[SOURCE RECORDS]

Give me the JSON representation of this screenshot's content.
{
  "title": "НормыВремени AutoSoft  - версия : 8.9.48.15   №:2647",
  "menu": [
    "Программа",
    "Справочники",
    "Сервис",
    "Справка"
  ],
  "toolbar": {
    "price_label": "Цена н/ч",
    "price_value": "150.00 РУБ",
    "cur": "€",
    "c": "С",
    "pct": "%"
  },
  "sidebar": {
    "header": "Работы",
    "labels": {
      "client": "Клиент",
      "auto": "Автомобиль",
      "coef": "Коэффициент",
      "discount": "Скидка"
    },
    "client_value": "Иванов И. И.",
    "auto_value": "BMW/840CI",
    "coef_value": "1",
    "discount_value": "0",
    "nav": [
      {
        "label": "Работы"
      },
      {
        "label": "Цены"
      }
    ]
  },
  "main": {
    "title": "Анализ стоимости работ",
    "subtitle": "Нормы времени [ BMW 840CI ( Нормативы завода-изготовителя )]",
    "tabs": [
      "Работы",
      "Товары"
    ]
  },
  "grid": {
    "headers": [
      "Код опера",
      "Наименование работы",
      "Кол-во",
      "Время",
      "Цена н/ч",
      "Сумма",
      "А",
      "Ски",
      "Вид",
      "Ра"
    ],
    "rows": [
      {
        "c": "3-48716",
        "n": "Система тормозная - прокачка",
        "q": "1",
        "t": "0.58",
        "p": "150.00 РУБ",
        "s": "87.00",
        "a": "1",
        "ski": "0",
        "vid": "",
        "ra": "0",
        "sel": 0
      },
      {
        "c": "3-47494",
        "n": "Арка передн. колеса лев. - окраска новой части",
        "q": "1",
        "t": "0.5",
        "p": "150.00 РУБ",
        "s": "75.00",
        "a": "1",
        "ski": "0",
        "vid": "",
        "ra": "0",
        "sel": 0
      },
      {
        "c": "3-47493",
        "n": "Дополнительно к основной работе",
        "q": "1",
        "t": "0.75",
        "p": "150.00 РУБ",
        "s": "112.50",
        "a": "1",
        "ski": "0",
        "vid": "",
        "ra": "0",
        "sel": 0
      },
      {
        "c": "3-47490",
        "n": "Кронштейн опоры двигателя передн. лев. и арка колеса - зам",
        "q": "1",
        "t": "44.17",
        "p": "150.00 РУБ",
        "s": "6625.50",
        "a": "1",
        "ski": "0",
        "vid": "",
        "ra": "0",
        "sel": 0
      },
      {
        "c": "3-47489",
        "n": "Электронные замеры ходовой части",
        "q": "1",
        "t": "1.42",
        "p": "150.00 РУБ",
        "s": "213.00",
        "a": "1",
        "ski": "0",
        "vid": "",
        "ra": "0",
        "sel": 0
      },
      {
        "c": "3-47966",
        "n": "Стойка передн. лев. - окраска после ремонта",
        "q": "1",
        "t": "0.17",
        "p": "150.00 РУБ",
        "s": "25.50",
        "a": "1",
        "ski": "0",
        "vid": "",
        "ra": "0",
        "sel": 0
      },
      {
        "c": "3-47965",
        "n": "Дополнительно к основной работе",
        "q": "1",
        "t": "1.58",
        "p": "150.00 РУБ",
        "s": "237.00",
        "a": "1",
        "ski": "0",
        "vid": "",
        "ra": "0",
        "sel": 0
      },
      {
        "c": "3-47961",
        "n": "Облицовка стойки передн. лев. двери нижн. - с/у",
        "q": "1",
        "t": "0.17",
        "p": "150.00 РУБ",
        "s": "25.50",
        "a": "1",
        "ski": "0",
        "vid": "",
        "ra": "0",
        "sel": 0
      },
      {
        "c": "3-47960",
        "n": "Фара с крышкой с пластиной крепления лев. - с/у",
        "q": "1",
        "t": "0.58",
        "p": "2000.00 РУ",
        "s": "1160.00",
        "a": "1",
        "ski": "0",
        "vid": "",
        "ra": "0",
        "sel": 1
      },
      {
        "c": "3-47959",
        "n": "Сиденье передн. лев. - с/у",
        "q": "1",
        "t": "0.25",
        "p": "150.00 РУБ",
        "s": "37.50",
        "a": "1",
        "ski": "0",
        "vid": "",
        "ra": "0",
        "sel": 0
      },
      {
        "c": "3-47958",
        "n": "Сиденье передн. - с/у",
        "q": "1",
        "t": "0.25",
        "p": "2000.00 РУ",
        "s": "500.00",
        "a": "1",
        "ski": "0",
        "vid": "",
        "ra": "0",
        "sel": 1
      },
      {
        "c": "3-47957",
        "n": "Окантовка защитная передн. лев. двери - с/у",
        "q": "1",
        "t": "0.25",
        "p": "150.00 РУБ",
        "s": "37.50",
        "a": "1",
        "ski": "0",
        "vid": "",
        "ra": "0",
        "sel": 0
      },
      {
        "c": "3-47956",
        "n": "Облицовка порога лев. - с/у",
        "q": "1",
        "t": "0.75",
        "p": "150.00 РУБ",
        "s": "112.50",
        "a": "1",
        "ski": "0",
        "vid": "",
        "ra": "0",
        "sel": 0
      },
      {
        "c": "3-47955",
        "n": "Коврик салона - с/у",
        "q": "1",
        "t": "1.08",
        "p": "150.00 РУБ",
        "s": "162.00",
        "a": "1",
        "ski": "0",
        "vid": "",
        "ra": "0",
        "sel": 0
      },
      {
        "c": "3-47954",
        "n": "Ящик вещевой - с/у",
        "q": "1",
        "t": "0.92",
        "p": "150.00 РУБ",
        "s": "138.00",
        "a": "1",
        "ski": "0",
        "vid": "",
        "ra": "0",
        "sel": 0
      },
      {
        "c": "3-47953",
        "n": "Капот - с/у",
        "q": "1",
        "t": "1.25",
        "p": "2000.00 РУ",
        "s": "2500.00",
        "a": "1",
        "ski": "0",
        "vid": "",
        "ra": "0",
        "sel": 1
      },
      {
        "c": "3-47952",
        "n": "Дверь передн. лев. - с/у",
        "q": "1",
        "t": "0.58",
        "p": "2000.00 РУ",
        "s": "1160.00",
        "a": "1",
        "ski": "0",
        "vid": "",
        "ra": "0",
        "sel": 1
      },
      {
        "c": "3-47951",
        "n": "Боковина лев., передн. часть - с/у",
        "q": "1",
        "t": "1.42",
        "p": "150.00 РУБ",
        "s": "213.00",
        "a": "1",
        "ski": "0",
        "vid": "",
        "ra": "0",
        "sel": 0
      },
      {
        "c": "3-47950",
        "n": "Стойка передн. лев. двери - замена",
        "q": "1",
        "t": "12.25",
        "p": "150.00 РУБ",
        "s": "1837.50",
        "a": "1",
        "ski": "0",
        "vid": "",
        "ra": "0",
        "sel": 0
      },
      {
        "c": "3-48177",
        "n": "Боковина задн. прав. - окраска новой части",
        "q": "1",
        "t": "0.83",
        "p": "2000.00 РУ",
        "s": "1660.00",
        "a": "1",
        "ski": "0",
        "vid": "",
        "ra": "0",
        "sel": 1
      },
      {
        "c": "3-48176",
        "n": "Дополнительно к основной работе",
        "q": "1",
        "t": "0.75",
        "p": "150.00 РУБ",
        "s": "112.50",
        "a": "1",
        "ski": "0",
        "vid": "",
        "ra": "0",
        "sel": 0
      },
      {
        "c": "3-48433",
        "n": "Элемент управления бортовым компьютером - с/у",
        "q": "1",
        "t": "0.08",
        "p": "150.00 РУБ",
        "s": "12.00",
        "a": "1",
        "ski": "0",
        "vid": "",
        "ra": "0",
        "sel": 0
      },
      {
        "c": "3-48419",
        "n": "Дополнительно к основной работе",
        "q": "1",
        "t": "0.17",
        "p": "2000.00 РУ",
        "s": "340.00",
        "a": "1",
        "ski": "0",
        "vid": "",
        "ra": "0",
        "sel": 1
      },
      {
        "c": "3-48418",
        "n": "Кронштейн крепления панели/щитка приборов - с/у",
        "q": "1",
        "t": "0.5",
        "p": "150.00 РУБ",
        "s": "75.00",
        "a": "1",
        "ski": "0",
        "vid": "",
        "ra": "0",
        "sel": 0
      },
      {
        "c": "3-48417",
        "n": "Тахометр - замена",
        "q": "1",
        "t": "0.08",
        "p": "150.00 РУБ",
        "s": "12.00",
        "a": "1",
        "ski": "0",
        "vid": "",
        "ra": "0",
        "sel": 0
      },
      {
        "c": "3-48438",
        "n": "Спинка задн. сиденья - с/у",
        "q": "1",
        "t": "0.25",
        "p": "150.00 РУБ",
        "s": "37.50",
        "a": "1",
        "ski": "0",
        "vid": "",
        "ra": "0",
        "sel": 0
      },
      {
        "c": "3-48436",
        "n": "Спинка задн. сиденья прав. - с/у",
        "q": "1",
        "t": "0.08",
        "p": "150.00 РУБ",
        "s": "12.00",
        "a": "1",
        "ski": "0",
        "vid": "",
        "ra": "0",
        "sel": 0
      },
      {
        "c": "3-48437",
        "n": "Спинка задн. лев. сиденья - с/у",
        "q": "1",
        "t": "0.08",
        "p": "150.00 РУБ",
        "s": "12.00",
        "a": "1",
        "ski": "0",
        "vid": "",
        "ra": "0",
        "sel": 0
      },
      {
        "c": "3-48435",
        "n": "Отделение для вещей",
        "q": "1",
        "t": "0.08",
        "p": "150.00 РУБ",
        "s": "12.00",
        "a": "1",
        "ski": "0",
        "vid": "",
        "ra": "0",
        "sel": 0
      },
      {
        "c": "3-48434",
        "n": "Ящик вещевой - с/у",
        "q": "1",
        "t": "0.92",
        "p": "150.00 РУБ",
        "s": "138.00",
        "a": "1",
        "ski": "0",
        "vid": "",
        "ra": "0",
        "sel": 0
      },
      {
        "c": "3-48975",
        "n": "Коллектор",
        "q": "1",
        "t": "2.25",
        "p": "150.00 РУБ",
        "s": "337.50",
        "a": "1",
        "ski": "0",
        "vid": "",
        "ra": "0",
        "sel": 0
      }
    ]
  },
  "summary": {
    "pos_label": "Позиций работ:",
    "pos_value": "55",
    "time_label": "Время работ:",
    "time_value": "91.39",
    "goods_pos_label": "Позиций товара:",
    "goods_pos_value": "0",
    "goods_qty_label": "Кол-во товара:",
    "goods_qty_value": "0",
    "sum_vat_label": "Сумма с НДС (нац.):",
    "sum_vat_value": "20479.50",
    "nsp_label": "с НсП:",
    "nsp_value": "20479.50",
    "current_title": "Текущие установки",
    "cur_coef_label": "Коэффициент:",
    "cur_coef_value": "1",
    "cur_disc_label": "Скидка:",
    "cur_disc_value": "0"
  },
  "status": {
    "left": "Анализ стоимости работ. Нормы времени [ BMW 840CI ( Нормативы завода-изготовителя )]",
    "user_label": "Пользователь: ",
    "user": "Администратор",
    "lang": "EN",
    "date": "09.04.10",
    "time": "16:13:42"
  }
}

[PROBLEM TO SOLVE] Wherever a line in the data above holds "крепления", copy that line.

[SOLUTION TO THE EXERCISE]
        "n": "Фара с крышкой с пластиной крепления лев. - с/у",
        "n": "Кронштейн крепления панели/щитка приборов - с/у",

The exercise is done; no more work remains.